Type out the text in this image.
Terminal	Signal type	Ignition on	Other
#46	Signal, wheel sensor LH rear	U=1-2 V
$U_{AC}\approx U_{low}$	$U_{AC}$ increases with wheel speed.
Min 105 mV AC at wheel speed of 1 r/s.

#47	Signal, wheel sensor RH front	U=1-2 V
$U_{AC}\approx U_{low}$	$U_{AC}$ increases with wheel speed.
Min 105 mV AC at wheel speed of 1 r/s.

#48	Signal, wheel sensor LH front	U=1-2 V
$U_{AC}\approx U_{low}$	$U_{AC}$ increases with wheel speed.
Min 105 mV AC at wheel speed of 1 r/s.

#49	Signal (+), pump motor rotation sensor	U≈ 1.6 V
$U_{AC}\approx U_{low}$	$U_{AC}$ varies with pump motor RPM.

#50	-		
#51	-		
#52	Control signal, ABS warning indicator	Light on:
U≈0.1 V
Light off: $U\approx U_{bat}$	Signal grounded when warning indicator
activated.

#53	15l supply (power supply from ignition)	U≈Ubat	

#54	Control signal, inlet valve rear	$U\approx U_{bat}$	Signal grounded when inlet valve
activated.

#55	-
════════════════════
Set down every record above exactly as given.

- **The output**:
Type out the text in this image.
Terminal	Signal type	Ignition on	Other
#46	Signal, wheel sensor LH rear	U=1-2 V
$U_{AC}\approx U_{low}$	$U_{AC}$ increases with wheel speed.
Min 105 mV AC at wheel speed of 1 r/s.

#47	Signal, wheel sensor RH front	U=1-2 V
$U_{AC}\approx U_{low}$	$U_{AC}$ increases with wheel speed.
Min 105 mV AC at wheel speed of 1 r/s.

#48	Signal, wheel sensor LH front	U=1-2 V
$U_{AC}\approx U_{low}$	$U_{AC}$ increases with wheel speed.
Min 105 mV AC at wheel speed of 1 r/s.

#49	Signal (+), pump motor rotation sensor	U≈ 1.6 V
$U_{AC}\approx U_{low}$	$U_{AC}$ varies with pump motor RPM.

#50	-		
#51	-		
#52	Control signal, ABS warning indicator	Light on:
U≈0.1 V
Light off: $U\approx U_{bat}$	Signal grounded when warning indicator
activated.

#53	15l supply (power supply from ignition)	U≈Ubat	

#54	Control signal, inlet valve rear	$U\approx U_{bat}$	Signal grounded when inlet valve
activated.

#55	-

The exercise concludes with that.